══ Source extract
Cottingley Fairies

Cottingley Fairies : a scandal involving fabricated photographs of fairies that fooled many, including the eminent Sir Arthur Conan Doyle. The photographs, created by children, were so amateurish it is hard to believe that anyone might take them for real. Doyle, a supporter of Spiritualism, tended toward credulity when it came to evidence of spirits, ghosts and Survival After Death.

Fairy lore had interested Doyle all his life. In 1920, he was excited to receive a letter from a spiritualist friend, Felicia Scatcherd, informing him that the existence of fairies had been proven with photographs taken in Yorkshire, England. Doyle asked a theosophist friend, Edward L. Gardner, to investigate. Gardner examined the photographs, which showed diminutive female figures dressed fashionably in Paris gowns with transparent wings and the traditional double pipe of elves. The photographers were two young girls, Elsie Wright and her cousin Frances Griffiths, who claimed they were able to see the fairies, as well as a gnome who did not want his photograph taken. They said they had taken the photos in July and September of 1917 in the countryside near their Yorkshire village of Cottingley. The bodies of the fairies were white, they said, and the wings were pale green, mauve, and pink.

Though the photographs looked suspiciously faked (they were actually cutouts taken from an illustration in Princess Mary’s Gift Book of 1915), Gardner pronounced them genuine and sent them to Doyle. Doyle asked opinions from the Eastman Company and from Kodak but took Gardner’s word as the truth. He was further swayed by the testimony of his friend Geoffrey Hodson, a clairvoyant, who said he had seen fairies in the Cottingley area. When Elsie and Frances produced three more photographs (shot by themselves with no witnesses), Doyle was elated.

He published an article about the fairies in the Christmas 1920 issue of the Strand Magazine, complete with illustrations. Other fairy-seekers deluged Doyle with “genuine” photographs, but he saw none that had the charm of the Yorkshire sprites. Over and above Doyle’s desire to believe, he refused to consider the possibility that two girls, aged 16 and 10, so innocent in their youth, could hatch professional trickery.
════
══ Data section
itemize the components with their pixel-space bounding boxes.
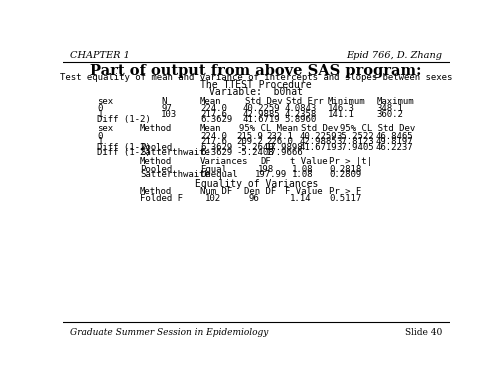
════
* [Task instructions] Please say which magazine issue carried Doyle's article about the fairies, according to the Cottingley Fairies passage. The material comes from a separate source unrelated to the Cottingley Fairies passage.

* [Solved exercise] The Christmas 1920 issue of the Strand Magazine.